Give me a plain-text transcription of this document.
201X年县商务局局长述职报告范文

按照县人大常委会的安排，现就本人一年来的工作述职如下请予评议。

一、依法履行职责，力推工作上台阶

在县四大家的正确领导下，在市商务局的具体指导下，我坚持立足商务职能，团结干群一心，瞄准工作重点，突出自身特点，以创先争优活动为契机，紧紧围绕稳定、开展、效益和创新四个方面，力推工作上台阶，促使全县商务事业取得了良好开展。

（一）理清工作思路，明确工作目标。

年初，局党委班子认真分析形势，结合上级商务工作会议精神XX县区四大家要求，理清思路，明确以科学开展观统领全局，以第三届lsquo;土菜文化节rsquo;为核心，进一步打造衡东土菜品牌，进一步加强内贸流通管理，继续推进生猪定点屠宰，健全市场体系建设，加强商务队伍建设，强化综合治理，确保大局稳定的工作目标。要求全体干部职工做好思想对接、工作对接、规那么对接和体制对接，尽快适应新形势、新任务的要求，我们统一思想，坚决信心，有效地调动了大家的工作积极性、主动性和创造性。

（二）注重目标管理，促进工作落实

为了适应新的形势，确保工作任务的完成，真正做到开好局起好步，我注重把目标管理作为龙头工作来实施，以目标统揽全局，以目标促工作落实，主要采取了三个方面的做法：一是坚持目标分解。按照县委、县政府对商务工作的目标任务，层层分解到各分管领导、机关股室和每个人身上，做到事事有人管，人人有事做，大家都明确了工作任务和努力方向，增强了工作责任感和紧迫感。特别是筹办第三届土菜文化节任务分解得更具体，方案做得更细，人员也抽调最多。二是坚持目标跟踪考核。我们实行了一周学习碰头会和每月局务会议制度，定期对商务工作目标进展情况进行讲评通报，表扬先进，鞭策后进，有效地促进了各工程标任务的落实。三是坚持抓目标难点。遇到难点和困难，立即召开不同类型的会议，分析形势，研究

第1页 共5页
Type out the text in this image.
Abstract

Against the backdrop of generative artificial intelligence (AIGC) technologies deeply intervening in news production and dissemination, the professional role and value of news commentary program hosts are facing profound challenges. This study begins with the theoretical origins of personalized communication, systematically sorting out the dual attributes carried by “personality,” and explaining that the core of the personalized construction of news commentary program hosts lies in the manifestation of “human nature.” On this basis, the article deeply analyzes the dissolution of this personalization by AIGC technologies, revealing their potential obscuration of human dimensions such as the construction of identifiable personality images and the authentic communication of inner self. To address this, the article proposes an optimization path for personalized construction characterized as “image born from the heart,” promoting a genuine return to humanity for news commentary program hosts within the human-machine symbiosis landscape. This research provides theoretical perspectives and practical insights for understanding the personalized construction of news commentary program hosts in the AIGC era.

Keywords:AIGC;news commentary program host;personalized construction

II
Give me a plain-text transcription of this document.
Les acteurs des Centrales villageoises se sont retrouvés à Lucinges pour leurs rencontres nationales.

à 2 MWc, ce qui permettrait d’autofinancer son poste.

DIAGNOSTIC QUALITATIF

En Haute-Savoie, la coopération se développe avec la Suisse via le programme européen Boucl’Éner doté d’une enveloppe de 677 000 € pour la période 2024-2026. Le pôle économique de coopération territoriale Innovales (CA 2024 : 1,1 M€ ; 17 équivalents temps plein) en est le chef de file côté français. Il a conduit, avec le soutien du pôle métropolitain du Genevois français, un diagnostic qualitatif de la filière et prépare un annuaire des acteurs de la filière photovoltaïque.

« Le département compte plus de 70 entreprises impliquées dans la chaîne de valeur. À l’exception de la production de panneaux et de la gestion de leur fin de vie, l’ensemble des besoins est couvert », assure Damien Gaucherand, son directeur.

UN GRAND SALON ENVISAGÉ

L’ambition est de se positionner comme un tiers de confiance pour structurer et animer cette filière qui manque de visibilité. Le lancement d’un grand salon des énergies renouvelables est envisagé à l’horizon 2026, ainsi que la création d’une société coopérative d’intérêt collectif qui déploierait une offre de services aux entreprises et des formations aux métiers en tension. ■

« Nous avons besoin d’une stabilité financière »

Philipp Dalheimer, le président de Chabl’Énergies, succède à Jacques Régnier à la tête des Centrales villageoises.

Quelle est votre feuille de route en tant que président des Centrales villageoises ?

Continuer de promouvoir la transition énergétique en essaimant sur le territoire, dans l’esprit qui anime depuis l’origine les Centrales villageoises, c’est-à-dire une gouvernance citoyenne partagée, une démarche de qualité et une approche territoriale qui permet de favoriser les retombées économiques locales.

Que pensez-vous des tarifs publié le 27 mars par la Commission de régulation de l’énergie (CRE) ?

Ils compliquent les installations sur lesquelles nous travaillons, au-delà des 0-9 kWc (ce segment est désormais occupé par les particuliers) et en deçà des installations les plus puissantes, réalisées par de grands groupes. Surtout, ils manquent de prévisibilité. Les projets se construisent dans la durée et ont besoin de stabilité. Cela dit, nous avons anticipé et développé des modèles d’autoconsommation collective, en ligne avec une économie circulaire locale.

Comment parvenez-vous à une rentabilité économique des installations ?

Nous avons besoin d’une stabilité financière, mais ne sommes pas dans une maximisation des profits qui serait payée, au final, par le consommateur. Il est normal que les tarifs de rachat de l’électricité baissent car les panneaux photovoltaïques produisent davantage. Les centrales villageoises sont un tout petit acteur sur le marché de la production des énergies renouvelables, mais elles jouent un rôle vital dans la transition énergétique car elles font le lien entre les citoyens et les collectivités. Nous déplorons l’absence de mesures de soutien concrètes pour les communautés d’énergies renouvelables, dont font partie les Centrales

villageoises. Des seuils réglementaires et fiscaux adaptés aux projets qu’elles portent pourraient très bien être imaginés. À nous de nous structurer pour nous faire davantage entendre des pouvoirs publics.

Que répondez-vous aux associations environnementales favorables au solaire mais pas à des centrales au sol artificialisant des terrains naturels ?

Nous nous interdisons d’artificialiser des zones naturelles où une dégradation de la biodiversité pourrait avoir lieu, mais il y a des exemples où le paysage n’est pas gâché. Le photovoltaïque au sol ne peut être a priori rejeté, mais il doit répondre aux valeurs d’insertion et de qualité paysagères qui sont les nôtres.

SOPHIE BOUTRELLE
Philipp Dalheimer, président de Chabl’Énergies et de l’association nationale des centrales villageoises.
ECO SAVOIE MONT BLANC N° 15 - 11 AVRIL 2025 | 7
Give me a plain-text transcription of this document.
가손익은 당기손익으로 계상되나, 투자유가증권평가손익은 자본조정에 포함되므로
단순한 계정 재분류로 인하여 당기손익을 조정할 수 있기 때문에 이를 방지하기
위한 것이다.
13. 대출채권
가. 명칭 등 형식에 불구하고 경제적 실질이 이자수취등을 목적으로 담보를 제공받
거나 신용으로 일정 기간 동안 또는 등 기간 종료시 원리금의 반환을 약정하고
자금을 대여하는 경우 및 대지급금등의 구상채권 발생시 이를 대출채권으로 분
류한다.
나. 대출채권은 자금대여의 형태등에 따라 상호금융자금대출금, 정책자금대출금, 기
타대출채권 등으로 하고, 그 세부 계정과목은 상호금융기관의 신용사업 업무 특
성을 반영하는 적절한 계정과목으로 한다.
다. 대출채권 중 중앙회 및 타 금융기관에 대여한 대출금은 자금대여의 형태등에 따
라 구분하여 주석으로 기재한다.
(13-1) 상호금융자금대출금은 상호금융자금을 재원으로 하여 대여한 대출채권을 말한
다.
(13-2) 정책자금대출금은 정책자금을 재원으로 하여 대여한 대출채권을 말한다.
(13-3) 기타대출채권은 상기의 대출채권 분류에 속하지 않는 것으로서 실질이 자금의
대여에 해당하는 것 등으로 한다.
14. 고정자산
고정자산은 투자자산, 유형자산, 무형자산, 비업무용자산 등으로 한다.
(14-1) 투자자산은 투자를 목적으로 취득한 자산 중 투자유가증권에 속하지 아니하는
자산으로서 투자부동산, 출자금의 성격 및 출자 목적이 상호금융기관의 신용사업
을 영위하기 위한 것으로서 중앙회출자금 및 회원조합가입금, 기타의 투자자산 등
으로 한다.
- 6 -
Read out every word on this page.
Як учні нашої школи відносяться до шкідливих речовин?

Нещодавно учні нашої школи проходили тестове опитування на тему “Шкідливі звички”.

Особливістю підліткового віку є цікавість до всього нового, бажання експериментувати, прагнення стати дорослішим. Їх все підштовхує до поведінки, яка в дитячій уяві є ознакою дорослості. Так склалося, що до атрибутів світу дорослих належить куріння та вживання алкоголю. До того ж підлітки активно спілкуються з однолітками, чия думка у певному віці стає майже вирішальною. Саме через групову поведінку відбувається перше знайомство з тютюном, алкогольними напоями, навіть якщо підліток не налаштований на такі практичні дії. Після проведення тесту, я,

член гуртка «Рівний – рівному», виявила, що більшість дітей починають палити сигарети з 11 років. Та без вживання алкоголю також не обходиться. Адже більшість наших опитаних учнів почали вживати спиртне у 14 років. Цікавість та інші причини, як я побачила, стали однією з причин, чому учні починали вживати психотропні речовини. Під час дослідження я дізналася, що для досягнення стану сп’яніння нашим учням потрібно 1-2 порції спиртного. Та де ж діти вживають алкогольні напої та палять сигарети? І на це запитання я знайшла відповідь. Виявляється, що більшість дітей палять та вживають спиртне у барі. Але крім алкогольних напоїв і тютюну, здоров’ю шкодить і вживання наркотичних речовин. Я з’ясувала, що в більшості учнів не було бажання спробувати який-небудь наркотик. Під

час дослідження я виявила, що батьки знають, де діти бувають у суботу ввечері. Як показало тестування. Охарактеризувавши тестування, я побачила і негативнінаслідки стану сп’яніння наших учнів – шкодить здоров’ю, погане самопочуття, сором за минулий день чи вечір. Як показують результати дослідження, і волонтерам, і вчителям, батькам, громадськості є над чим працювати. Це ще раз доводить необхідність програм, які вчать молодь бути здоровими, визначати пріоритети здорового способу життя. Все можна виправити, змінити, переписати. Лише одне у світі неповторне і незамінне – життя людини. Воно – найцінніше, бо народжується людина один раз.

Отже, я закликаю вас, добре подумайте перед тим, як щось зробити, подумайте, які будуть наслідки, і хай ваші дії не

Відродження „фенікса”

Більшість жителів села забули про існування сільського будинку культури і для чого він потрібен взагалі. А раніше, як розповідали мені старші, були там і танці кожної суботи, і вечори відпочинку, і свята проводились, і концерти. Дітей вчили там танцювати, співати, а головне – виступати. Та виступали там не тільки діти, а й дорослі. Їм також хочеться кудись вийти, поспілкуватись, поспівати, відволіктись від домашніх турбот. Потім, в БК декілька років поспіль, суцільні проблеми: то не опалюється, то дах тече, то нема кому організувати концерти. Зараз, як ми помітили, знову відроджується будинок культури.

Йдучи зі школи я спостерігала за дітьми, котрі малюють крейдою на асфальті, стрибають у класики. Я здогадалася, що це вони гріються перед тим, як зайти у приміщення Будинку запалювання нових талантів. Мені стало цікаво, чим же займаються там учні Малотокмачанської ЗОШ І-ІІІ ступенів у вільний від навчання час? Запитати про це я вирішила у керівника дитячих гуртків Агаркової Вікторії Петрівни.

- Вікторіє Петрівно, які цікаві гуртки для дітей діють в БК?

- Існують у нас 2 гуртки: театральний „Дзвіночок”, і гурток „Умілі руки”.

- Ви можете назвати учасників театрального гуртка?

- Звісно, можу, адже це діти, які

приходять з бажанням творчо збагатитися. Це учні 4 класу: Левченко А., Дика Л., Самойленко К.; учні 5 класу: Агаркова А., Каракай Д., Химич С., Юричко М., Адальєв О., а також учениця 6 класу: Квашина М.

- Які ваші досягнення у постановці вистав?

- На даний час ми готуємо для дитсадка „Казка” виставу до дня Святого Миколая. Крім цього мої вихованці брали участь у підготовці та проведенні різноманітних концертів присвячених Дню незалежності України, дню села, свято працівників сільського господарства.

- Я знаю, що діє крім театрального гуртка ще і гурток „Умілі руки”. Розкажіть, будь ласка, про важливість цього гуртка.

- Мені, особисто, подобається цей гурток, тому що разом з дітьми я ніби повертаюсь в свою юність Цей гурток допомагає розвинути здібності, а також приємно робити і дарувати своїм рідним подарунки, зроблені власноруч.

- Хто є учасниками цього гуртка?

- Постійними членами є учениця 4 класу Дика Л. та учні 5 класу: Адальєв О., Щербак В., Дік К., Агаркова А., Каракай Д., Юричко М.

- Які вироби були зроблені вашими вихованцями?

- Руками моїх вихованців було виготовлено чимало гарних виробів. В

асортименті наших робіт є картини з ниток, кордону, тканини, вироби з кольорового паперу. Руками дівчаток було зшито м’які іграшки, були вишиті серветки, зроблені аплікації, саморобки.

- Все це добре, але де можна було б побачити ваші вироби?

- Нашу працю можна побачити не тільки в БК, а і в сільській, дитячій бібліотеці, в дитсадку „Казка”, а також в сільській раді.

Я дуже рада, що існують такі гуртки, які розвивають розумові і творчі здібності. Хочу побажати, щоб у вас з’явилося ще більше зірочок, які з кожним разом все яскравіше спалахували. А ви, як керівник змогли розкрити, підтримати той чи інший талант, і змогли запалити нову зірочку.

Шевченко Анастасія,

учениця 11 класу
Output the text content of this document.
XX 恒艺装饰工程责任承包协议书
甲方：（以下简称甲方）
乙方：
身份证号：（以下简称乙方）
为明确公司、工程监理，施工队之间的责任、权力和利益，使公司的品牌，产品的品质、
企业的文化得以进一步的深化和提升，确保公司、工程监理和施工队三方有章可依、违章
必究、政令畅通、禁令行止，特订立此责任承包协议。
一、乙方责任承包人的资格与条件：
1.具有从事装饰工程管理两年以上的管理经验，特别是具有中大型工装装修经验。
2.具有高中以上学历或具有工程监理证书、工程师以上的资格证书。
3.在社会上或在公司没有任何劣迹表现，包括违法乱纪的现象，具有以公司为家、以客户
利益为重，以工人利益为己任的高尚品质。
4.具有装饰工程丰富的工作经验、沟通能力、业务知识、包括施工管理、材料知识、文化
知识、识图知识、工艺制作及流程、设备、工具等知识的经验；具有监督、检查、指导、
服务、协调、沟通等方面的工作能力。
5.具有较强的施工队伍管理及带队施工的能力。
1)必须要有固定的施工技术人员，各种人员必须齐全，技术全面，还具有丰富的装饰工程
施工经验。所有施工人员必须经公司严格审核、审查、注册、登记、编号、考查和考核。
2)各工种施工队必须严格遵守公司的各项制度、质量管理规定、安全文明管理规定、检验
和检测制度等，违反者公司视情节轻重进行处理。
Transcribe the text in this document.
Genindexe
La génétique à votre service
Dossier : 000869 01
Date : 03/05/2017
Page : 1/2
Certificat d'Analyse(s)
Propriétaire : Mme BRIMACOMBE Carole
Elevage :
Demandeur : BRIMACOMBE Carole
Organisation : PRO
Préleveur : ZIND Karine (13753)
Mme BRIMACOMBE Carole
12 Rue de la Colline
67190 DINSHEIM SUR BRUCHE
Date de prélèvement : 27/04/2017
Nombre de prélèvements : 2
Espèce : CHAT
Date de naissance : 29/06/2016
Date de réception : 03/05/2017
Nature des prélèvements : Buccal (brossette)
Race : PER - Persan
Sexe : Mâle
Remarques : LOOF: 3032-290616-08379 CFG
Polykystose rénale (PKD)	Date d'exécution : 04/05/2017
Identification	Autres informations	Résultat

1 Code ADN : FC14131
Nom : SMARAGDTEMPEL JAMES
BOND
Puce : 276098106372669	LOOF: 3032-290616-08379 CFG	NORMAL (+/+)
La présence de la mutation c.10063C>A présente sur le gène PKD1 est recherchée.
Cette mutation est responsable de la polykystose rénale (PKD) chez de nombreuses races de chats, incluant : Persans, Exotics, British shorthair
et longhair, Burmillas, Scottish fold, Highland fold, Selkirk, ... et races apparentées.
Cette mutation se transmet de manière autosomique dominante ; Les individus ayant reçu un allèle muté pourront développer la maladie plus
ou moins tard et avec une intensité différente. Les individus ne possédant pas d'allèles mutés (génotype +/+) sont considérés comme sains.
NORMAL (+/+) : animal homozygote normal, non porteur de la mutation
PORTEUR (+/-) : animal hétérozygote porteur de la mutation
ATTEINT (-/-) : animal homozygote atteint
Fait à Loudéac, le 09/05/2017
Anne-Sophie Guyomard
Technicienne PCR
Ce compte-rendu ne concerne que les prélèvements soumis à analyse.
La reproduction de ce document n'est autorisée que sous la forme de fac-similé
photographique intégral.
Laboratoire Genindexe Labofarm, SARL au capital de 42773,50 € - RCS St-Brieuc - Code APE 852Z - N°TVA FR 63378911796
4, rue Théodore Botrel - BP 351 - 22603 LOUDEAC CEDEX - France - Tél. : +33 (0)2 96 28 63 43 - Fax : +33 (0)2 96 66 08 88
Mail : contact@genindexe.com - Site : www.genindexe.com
------------------------------------------------
### Exercise objective
From the records, copy every line that has the string "алкоголю" in it.

### Response to the task
Особливістю підліткового віку є цікавість до всього нового, бажання експериментувати, прагнення стати дорослішим. Їх все підштовхує до поведінки, яка в дитячій уяві є ознакою дорослості. Так склалося, що до атрибутів світу дорослих належить куріння та вживання алкоголю. До того ж підлітки активно спілкуються з однолітками, чия думка у певному віці стає майже вирішальною. Саме через групову поведінку відбувається перше знайомство з тютюном, алкогольними напоями, навіть якщо підліток не налаштований на такі практичні дії. Після проведення тесту, я,
член гуртка «Рівний – рівному», виявила, що більшість дітей починають палити сигарети з 11 років. Та без вживання алкоголю також не обходиться. Адже більшість наших опитаних учнів почали вживати спиртне у 14 років. Цікавість та інші причини, як я побачила, стали однією з причин, чому учні починали вживати психотропні речовини. Під час дослідження я дізналася, що для досягнення стану сп’яніння нашим учням потрібно 1-2 порції спиртного. Та де ж діти вживають алкогольні напої та палять сигарети? І на це запитання я знайшла відповідь. Виявляється, що більшість дітей палять та вживають спиртне у барі. Але крім алкогольних напоїв і тютюну, здоров’ю шкодить і вживання наркотичних речовин. Я з’ясувала, що в більшості учнів не було бажання спробувати який-небудь наркотик. Під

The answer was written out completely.